EXERCISE REQUIREMENTS: Say how many lines of the material below contain the word "Alan", with no other words.

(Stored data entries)
=======
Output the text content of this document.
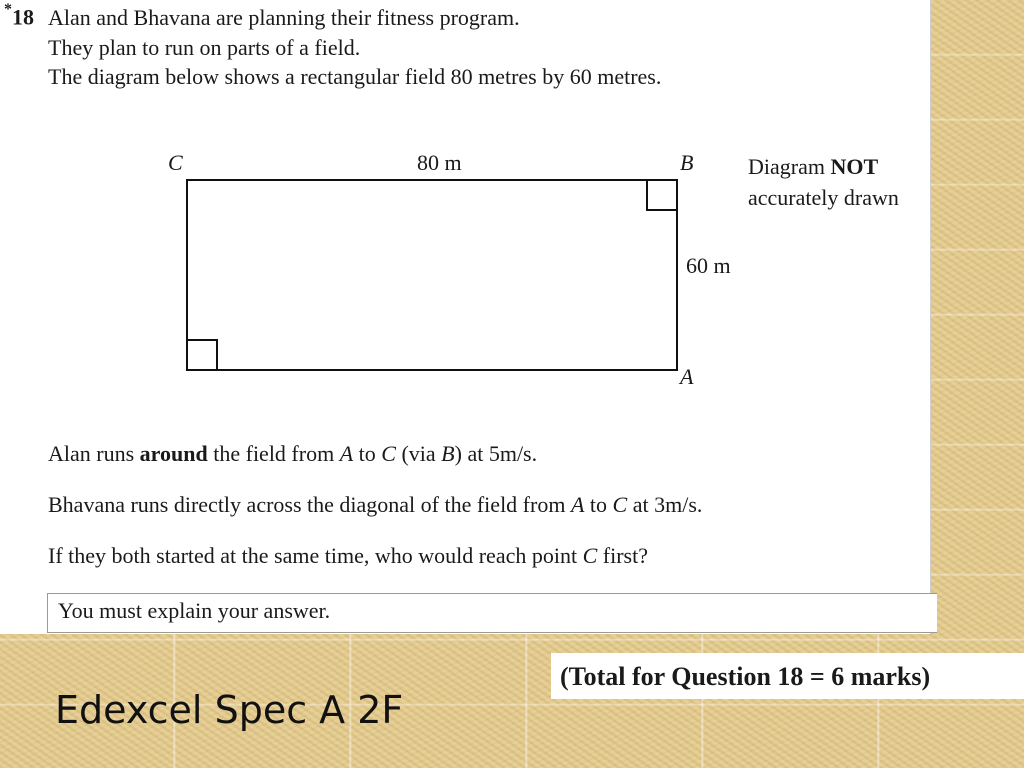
*18 Alan and Bhavana are planning their fitness program.
They plan to run on parts of a field.
The diagram below shows a rectangular field 80 metres by 60 metres.
C	80 m	B
60 m
A
Diagram NOT
accurately drawn
Alan runs around the field from A to C (via B) at 5m/s.
Bhavana runs directly across the diagonal of the field from A to C at 3m/s.
If they both started at the same time, who would reach point C first?
You must explain your answer.
(Total for Question 18 = 6 marks)
Edexcel Spec A 2F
=======
RESPONSE FOR THIS EXERCISE: 2